## Problem statement:
Below are records to write out exactly; drop the pictures when you do.

## Source information:
● ● ● ● ●
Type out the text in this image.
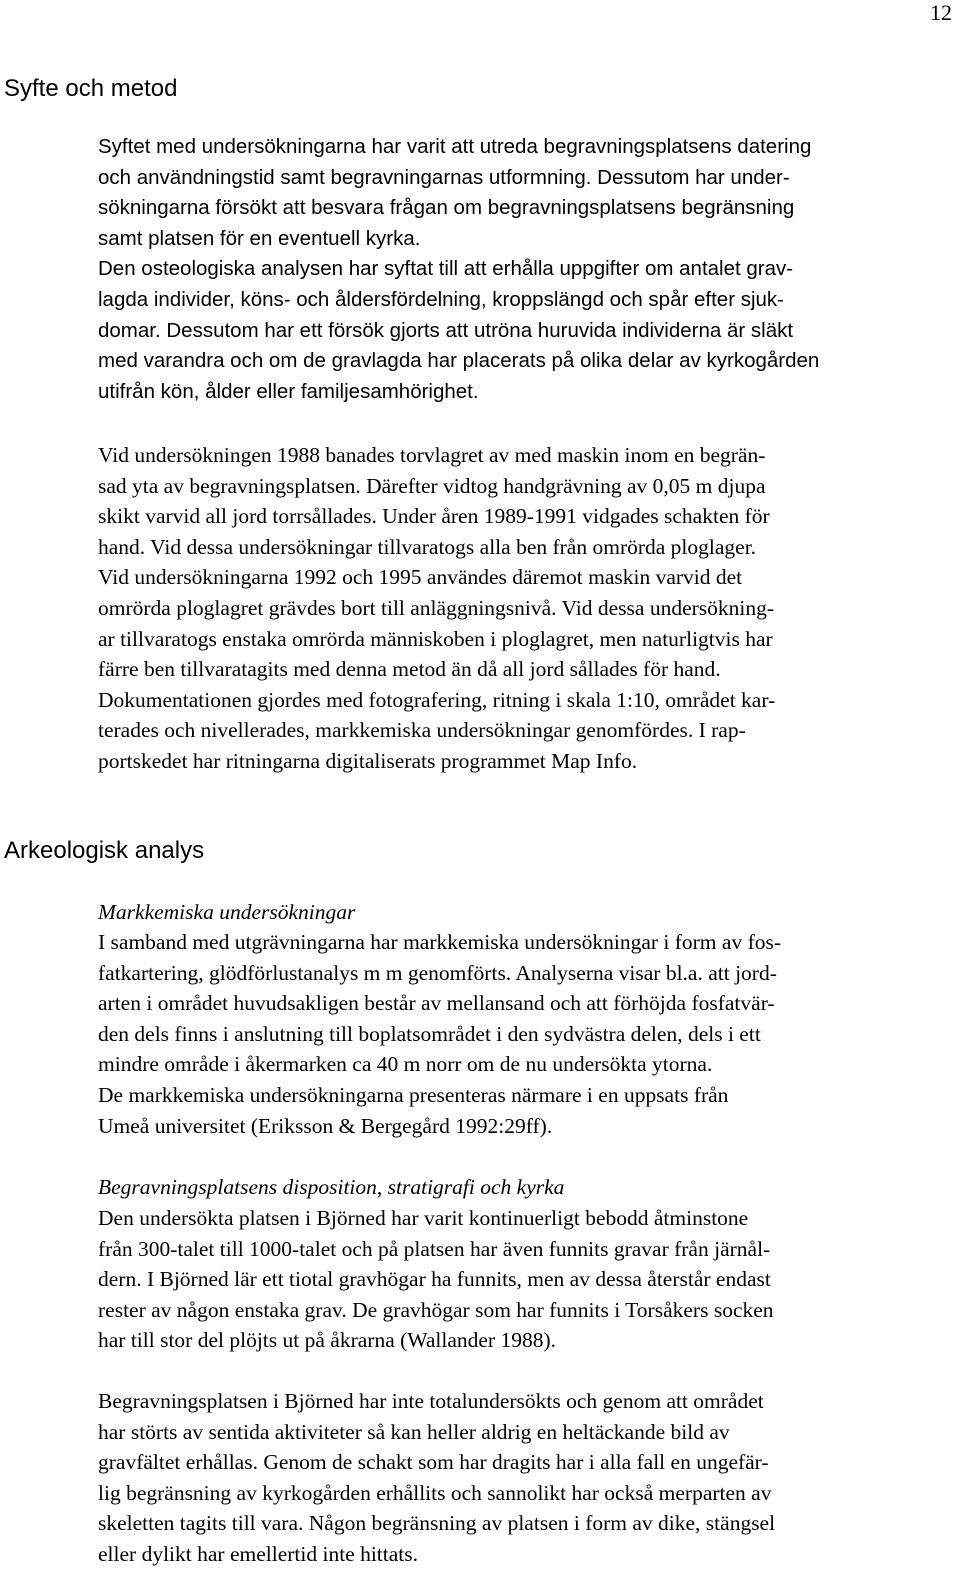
12
Syfte och metod
Syftet med undersökningarna har varit att utreda begravningsplatsens datering
och användningstid samt begravningarnas utformning. Dessutom har under-
sökningarna försökt att besvara frågan om begravningsplatsens begränsning
samt platsen för en eventuell kyrka.
Den osteologiska analysen har syftat till att erhålla uppgifter om antalet grav-
lagda individer, köns- och åldersfördelning, kroppslängd och spår efter sjuk-
domar. Dessutom har ett försök gjorts att utröna huruvida individerna är släkt
med varandra och om de gravlagda har placerats på olika delar av kyrkogården
utifrån kön, ålder eller familjesamhörighet.
Vid undersökningen 1988 banades torvlagret av med maskin inom en begrän-
sad yta av begravningsplatsen. Därefter vidtog handgrävning av 0,05 m djupa
skikt varvid all jord torrsållades. Under åren 1989-1991 vidgades schakten för
hand. Vid dessa undersökningar tillvaratogs alla ben från omrörda ploglager.
Vid undersökningarna 1992 och 1995 användes däremot maskin varvid det
omrörda ploglagret grävdes bort till anläggningsnivå. Vid dessa undersökning-
ar tillvaratogs enstaka omrörda människoben i ploglagret, men naturligtvis har
färre ben tillvaratagits med denna metod än då all jord sållades för hand.
Dokumentationen gjordes med fotografering, ritning i skala 1:10, området kar-
terades och nivellerades, markkemiska undersökningar genomfördes. I rap-
portskedet har ritningarna digitaliserats programmet Map Info.
Arkeologisk analys
Markkemiska undersökningar
I samband med utgrävningarna har markkemiska undersökningar i form av fos-
fatkartering, glödförlustanalys m m genomförts. Analyserna visar bl.a. att jord-
arten i området huvudsakligen består av mellansand och att förhöjda fosfatvär-
den dels finns i anslutning till boplatsområdet i den sydvästra delen, dels i ett
mindre område i åkermarken ca 40 m norr om de nu undersökta ytorna.
De markkemiska undersökningarna presenteras närmare i en uppsats från
Umeå universitet (Eriksson & Bergegård 1992:29ff).
Begravningsplatsens disposition, stratigrafi och kyrka
Den undersökta platsen i Björned har varit kontinuerligt bebodd åtminstone
från 300-talet till 1000-talet och på platsen har även funnits gravar från järnål-
dern. I Björned lär ett tiotal gravhögar ha funnits, men av dessa återstår endast
rester av någon enstaka grav. De gravhögar som har funnits i Torsåkers socken
har till stor del plöjts ut på åkrarna (Wallander 1988).
Begravningsplatsen i Björned har inte totalundersökts och genom att området
har störts av sentida aktiviteter så kan heller aldrig en heltäckande bild av
gravfältet erhållas. Genom de schakt som har dragits har i alla fall en ungefär-
lig begränsning av kyrkogården erhållits och sannolikt har också merparten av
skeletten tagits till vara. Någon begränsning av platsen i form av dike, stängsel
eller dylikt har emellertid inte hittats.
● ● ● ● ●
## Answer space:
Type out the text in this image.
12
Syfte och metod
Syftet med undersökningarna har varit att utreda begravningsplatsens datering
och användningstid samt begravningarnas utformning. Dessutom har under-
sökningarna försökt att besvara frågan om begravningsplatsens begränsning
samt platsen för en eventuell kyrka.
Den osteologiska analysen har syftat till att erhålla uppgifter om antalet grav-
lagda individer, köns- och åldersfördelning, kroppslängd och spår efter sjuk-
domar. Dessutom har ett försök gjorts att utröna huruvida individerna är släkt
med varandra och om de gravlagda har placerats på olika delar av kyrkogården
utifrån kön, ålder eller familjesamhörighet.
Vid undersökningen 1988 banades torvlagret av med maskin inom en begrän-
sad yta av begravningsplatsen. Därefter vidtog handgrävning av 0,05 m djupa
skikt varvid all jord torrsållades. Under åren 1989-1991 vidgades schakten för
hand. Vid dessa undersökningar tillvaratogs alla ben från omrörda ploglager.
Vid undersökningarna 1992 och 1995 användes däremot maskin varvid det
omrörda ploglagret grävdes bort till anläggningsnivå. Vid dessa undersökning-
ar tillvaratogs enstaka omrörda människoben i ploglagret, men naturligtvis har
färre ben tillvaratagits med denna metod än då all jord sållades för hand.
Dokumentationen gjordes med fotografering, ritning i skala 1:10, området kar-
terades och nivellerades, markkemiska undersökningar genomfördes. I rap-
portskedet har ritningarna digitaliserats programmet Map Info.
Arkeologisk analys
Markkemiska undersökningar
I samband med utgrävningarna har markkemiska undersökningar i form av fos-
fatkartering, glödförlustanalys m m genomförts. Analyserna visar bl.a. att jord-
arten i området huvudsakligen består av mellansand och att förhöjda fosfatvär-
den dels finns i anslutning till boplatsområdet i den sydvästra delen, dels i ett
mindre område i åkermarken ca 40 m norr om de nu undersökta ytorna.
De markkemiska undersökningarna presenteras närmare i en uppsats från
Umeå universitet (Eriksson & Bergegård 1992:29ff).
Begravningsplatsens disposition, stratigrafi och kyrka
Den undersökta platsen i Björned har varit kontinuerligt bebodd åtminstone
från 300-talet till 1000-talet och på platsen har även funnits gravar från järnål-
dern. I Björned lär ett tiotal gravhögar ha funnits, men av dessa återstår endast
rester av någon enstaka grav. De gravhögar som har funnits i Torsåkers socken
har till stor del plöjts ut på åkrarna (Wallander 1988).
Begravningsplatsen i Björned har inte totalundersökts och genom att området
har störts av sentida aktiviteter så kan heller aldrig en heltäckande bild av
gravfältet erhållas. Genom de schakt som har dragits har i alla fall en ungefär-
lig begränsning av kyrkogården erhållits och sannolikt har också merparten av
skeletten tagits till vara. Någon begränsning av platsen i form av dike, stängsel
eller dylikt har emellertid inte hittats.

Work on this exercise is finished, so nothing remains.